Stored data entries:
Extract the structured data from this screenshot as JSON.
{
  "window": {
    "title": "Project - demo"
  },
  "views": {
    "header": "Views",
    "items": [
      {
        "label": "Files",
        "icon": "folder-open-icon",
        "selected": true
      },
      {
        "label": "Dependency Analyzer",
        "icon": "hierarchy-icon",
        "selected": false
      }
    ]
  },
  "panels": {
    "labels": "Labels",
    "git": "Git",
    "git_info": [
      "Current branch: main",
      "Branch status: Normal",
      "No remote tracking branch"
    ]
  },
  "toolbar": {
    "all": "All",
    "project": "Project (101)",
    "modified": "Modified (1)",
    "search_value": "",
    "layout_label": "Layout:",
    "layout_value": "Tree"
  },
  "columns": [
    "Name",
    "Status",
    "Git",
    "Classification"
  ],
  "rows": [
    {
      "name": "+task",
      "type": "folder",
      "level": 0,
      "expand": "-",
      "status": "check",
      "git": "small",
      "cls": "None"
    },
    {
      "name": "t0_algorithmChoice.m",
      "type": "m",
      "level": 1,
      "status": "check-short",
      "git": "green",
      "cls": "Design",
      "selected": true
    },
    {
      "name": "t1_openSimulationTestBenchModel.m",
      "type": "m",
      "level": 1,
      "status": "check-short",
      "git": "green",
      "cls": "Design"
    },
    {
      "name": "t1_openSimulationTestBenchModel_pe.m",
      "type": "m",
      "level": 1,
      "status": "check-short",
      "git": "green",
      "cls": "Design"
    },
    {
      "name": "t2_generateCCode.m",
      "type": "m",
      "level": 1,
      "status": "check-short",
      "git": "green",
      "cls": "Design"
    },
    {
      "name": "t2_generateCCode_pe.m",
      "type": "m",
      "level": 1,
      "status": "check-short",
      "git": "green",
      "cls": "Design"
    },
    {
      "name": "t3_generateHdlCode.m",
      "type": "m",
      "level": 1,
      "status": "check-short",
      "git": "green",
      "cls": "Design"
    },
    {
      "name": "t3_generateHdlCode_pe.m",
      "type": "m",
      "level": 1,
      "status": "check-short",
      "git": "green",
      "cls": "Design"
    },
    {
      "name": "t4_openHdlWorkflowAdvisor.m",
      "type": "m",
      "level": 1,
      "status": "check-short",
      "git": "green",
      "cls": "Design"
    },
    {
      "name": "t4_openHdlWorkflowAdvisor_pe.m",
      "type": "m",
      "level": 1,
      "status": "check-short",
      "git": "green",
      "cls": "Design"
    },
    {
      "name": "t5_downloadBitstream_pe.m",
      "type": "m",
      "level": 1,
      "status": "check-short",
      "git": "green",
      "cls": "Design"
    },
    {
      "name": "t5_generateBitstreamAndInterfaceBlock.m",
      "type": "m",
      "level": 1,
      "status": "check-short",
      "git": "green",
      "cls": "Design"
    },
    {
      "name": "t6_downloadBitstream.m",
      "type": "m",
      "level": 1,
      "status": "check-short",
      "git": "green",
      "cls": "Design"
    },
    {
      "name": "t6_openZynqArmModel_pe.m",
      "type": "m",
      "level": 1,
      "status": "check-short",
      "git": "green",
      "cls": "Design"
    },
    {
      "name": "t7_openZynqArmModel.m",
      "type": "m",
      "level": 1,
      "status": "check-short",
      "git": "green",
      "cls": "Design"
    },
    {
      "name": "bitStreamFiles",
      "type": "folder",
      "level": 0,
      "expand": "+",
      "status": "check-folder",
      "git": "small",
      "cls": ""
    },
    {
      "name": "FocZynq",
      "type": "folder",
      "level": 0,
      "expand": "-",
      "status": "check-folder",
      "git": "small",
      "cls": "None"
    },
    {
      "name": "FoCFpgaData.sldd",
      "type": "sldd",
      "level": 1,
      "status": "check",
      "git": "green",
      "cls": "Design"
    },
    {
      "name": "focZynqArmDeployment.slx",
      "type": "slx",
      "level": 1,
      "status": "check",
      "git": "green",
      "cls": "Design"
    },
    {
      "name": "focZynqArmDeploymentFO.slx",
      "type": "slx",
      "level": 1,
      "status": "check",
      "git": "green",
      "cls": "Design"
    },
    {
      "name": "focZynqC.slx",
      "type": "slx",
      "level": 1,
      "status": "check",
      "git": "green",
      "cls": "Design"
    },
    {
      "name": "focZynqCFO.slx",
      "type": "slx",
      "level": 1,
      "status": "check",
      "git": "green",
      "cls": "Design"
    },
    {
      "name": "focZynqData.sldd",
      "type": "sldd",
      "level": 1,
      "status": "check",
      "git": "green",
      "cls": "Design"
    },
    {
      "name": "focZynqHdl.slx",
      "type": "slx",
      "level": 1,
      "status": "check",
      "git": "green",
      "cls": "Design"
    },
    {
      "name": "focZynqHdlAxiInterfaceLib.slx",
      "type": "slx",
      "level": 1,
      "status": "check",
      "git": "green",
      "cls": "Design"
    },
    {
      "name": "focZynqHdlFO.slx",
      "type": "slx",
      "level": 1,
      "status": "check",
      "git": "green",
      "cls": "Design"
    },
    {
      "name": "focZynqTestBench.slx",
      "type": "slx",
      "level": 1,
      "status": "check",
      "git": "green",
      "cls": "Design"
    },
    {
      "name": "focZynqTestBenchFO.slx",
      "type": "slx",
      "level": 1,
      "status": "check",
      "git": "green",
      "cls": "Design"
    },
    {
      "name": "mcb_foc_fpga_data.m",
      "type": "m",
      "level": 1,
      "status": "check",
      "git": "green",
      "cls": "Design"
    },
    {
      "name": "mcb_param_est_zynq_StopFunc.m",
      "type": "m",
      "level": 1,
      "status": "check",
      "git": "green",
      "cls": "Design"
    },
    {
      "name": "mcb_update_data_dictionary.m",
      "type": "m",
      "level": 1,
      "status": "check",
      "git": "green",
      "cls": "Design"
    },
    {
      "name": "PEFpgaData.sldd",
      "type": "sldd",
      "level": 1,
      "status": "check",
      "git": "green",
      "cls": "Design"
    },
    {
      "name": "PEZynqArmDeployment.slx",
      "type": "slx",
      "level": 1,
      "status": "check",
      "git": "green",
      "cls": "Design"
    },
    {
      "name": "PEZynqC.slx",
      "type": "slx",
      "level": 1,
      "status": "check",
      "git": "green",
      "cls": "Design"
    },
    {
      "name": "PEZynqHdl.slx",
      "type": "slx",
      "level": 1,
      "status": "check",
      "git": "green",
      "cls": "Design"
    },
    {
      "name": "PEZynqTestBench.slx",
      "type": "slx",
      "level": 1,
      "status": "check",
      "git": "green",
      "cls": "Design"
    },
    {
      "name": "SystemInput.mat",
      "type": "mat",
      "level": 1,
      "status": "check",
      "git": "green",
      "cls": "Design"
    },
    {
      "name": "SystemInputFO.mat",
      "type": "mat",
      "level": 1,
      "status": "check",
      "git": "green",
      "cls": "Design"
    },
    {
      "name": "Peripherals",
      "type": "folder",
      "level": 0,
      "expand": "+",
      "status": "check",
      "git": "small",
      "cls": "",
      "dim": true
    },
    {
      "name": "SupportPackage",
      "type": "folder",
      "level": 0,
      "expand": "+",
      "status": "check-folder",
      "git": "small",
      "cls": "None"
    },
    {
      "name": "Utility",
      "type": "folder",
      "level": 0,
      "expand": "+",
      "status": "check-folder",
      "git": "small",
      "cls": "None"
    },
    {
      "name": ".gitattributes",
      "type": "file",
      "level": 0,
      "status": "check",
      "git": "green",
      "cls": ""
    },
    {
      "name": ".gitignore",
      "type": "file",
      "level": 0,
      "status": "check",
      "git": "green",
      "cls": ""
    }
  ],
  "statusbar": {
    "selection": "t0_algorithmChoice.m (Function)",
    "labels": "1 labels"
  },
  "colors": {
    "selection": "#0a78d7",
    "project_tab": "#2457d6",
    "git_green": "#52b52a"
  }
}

**PROBLEM DESCRIPTION:**
From the records above, extract everything verbatim.

**ANSWER TO THIS PROBLEM:**
Extract the structured data from this screenshot as JSON.
{
  "window": {
    "title": "Project - demo"
  },
  "views": {
    "header": "Views",
    "items": [
      {
        "label": "Files",
        "icon": "folder-open-icon",
        "selected": true
      },
      {
        "label": "Dependency Analyzer",
        "icon": "hierarchy-icon",
        "selected": false
      }
    ]
  },
  "panels": {
    "labels": "Labels",
    "git": "Git",
    "git_info": [
      "Current branch: main",
      "Branch status: Normal",
      "No remote tracking branch"
    ]
  },
  "toolbar": {
    "all": "All",
    "project": "Project (101)",
    "modified": "Modified (1)",
    "search_value": "",
    "layout_label": "Layout:",
    "layout_value": "Tree"
  },
  "columns": [
    "Name",
    "Status",
    "Git",
    "Classification"
  ],
  "rows": [
    {
      "name": "+task",
      "type": "folder",
      "level": 0,
      "expand": "-",
      "status": "check",
      "git": "small",
      "cls": "None"
    },
    {
      "name": "t0_algorithmChoice.m",
      "type": "m",
      "level": 1,
      "status": "check-short",
      "git": "green",
      "cls": "Design",
      "selected": true
    },
    {
      "name": "t1_openSimulationTestBenchModel.m",
      "type": "m",
      "level": 1,
      "status": "check-short",
      "git": "green",
      "cls": "Design"
    },
    {
      "name": "t1_openSimulationTestBenchModel_pe.m",
      "type": "m",
      "level": 1,
      "status": "check-short",
      "git": "green",
      "cls": "Design"
    },
    {
      "name": "t2_generateCCode.m",
      "type": "m",
      "level": 1,
      "status": "check-short",
      "git": "green",
      "cls": "Design"
    },
    {
      "name": "t2_generateCCode_pe.m",
      "type": "m",
      "level": 1,
      "status": "check-short",
      "git": "green",
      "cls": "Design"
    },
    {
      "name": "t3_generateHdlCode.m",
      "type": "m",
      "level": 1,
      "status": "check-short",
      "git": "green",
      "cls": "Design"
    },
    {
      "name": "t3_generateHdlCode_pe.m",
      "type": "m",
      "level": 1,
      "status": "check-short",
      "git": "green",
      "cls": "Design"
    },
    {
      "name": "t4_openHdlWorkflowAdvisor.m",
      "type": "m",
      "level": 1,
      "status": "check-short",
      "git": "green",
      "cls": "Design"
    },
    {
      "name": "t4_openHdlWorkflowAdvisor_pe.m",
      "type": "m",
      "level": 1,
      "status": "check-short",
      "git": "green",
      "cls": "Design"
    },
    {
      "name": "t5_downloadBitstream_pe.m",
      "type": "m",
      "level": 1,
      "status": "check-short",
      "git": "green",
      "cls": "Design"
    },
    {
      "name": "t5_generateBitstreamAndInterfaceBlock.m",
      "type": "m",
      "level": 1,
      "status": "check-short",
      "git": "green",
      "cls": "Design"
    },
    {
      "name": "t6_downloadBitstream.m",
      "type": "m",
      "level": 1,
      "status": "check-short",
      "git": "green",
      "cls": "Design"
    },
    {
      "name": "t6_openZynqArmModel_pe.m",
      "type": "m",
      "level": 1,
      "status": "check-short",
      "git": "green",
      "cls": "Design"
    },
    {
      "name": "t7_openZynqArmModel.m",
      "type": "m",
      "level": 1,
      "status": "check-short",
      "git": "green",
      "cls": "Design"
    },
    {
      "name": "bitStreamFiles",
      "type": "folder",
      "level": 0,
      "expand": "+",
      "status": "check-folder",
      "git": "small",
      "cls": ""
    },
    {
      "name": "FocZynq",
      "type": "folder",
      "level": 0,
      "expand": "-",
      "status": "check-folder",
      "git": "small",
      "cls": "None"
    },
    {
      "name": "FoCFpgaData.sldd",
      "type": "sldd",
      "level": 1,
      "status": "check",
      "git": "green",
      "cls": "Design"
    },
    {
      "name": "focZynqArmDeployment.slx",
      "type": "slx",
      "level": 1,
      "status": "check",
      "git": "green",
      "cls": "Design"
    },
    {
      "name": "focZynqArmDeploymentFO.slx",
      "type": "slx",
      "level": 1,
      "status": "check",
      "git": "green",
      "cls": "Design"
    },
    {
      "name": "focZynqC.slx",
      "type": "slx",
      "level": 1,
      "status": "check",
      "git": "green",
      "cls": "Design"
    },
    {
      "name": "focZynqCFO.slx",
      "type": "slx",
      "level": 1,
      "status": "check",
      "git": "green",
      "cls": "Design"
    },
    {
      "name": "focZynqData.sldd",
      "type": "sldd",
      "level": 1,
      "status": "check",
      "git": "green",
      "cls": "Design"
    },
    {
      "name": "focZynqHdl.slx",
      "type": "slx",
      "level": 1,
      "status": "check",
      "git": "green",
      "cls": "Design"
    },
    {
      "name": "focZynqHdlAxiInterfaceLib.slx",
      "type": "slx",
      "level": 1,
      "status": "check",
      "git": "green",
      "cls": "Design"
    },
    {
      "name": "focZynqHdlFO.slx",
      "type": "slx",
      "level": 1,
      "status": "check",
      "git": "green",
      "cls": "Design"
    },
    {
      "name": "focZynqTestBench.slx",
      "type": "slx",
      "level": 1,
      "status": "check",
      "git": "green",
      "cls": "Design"
    },
    {
      "name": "focZynqTestBenchFO.slx",
      "type": "slx",
      "level": 1,
      "status": "check",
      "git": "green",
      "cls": "Design"
    },
    {
      "name": "mcb_foc_fpga_data.m",
      "type": "m",
      "level": 1,
      "status": "check",
      "git": "green",
      "cls": "Design"
    },
    {
      "name": "mcb_param_est_zynq_StopFunc.m",
      "type": "m",
      "level": 1,
      "status": "check",
      "git": "green",
      "cls": "Design"
    },
    {
      "name": "mcb_update_data_dictionary.m",
      "type": "m",
      "level": 1,
      "status": "check",
      "git": "green",
      "cls": "Design"
    },
    {
      "name": "PEFpgaData.sldd",
      "type": "sldd",
      "level": 1,
      "status": "check",
      "git": "green",
      "cls": "Design"
    },
    {
      "name": "PEZynqArmDeployment.slx",
      "type": "slx",
      "level": 1,
      "status": "check",
      "git": "green",
      "cls": "Design"
    },
    {
      "name": "PEZynqC.slx",
      "type": "slx",
      "level": 1,
      "status": "check",
      "git": "green",
      "cls": "Design"
    },
    {
      "name": "PEZynqHdl.slx",
      "type": "slx",
      "level": 1,
      "status": "check",
      "git": "green",
      "cls": "Design"
    },
    {
      "name": "PEZynqTestBench.slx",
      "type": "slx",
      "level": 1,
      "status": "check",
      "git": "green",
      "cls": "Design"
    },
    {
      "name": "SystemInput.mat",
      "type": "mat",
      "level": 1,
      "status": "check",
      "git": "green",
      "cls": "Design"
    },
    {
      "name": "SystemInputFO.mat",
      "type": "mat",
      "level": 1,
      "status": "check",
      "git": "green",
      "cls": "Design"
    },
    {
      "name": "Peripherals",
      "type": "folder",
      "level": 0,
      "expand": "+",
      "status": "check",
      "git": "small",
      "cls": "",
      "dim": true
    },
    {
      "name": "SupportPackage",
      "type": "folder",
      "level": 0,
      "expand": "+",
      "status": "check-folder",
      "git": "small",
      "cls": "None"
    },
    {
      "name": "Utility",
      "type": "folder",
      "level": 0,
      "expand": "+",
      "status": "check-folder",
      "git": "small",
      "cls": "None"
    },
    {
      "name": ".gitattributes",
      "type": "file",
      "level": 0,
      "status": "check",
      "git": "green",
      "cls": ""
    },
    {
      "name": ".gitignore",
      "type": "file",
      "level": 0,
      "status": "check",
      "git": "green",
      "cls": ""
    }
  ],
  "statusbar": {
    "selection": "t0_algorithmChoice.m (Function)",
    "labels": "1 labels"
  },
  "colors": {
    "selection": "#0a78d7",
    "project_tab": "#2457d6",
    "git_green": "#52b52a"
  }
}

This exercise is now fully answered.